*Exercise*
Search the data below for the string "활발하게". Extract every line that contains it.

*Raw data*
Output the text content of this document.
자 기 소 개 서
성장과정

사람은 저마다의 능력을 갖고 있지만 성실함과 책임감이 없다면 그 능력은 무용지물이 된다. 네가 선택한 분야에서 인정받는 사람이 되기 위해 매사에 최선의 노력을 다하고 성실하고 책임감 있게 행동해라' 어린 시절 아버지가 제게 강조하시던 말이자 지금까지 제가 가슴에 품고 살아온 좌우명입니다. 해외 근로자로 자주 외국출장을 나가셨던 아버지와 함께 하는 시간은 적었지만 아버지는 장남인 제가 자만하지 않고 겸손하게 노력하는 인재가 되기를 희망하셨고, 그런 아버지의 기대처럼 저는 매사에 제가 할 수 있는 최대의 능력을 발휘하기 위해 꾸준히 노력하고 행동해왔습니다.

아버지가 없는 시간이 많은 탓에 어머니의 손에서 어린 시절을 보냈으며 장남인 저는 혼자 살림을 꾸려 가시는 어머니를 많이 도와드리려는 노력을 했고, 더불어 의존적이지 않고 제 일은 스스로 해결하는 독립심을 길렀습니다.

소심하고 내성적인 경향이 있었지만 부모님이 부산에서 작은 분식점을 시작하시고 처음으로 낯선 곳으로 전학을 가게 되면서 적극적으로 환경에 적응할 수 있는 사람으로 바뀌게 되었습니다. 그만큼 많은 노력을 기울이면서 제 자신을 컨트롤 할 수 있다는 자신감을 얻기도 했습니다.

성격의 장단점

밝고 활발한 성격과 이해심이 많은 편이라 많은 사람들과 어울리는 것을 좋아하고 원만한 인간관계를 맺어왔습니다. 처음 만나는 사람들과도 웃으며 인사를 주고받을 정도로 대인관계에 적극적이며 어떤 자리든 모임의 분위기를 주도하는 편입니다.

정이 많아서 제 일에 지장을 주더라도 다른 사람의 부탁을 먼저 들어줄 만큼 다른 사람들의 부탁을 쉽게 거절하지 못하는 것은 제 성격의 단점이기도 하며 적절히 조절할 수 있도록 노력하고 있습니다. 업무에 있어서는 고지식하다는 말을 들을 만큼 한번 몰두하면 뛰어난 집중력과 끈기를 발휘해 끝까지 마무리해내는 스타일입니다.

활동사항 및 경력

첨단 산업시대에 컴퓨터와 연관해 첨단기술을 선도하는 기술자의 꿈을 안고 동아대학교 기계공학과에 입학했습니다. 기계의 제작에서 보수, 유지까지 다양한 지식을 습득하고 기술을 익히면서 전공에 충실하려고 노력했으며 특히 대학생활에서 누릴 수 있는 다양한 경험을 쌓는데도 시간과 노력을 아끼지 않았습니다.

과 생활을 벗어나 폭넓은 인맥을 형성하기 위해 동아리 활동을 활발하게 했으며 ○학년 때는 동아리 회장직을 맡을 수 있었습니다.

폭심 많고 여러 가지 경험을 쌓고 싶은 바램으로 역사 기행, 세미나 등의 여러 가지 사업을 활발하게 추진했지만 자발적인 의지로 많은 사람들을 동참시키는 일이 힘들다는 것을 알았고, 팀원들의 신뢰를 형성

*Task solution*
과 생활을 벗어나 폭넓은 인맥을 형성하기 위해 동아리 활동을 활발하게 했으며 ○학년 때는 동아리 회장직을 맡을 수 있었습니다.
폭심 많고 여러 가지 경험을 쌓고 싶은 바램으로 역사 기행, 세미나 등의 여러 가지 사업을 활발하게 추진했지만 자발적인 의지로 많은 사람들을 동참시키는 일이 힘들다는 것을 알았고, 팀원들의 신뢰를 형성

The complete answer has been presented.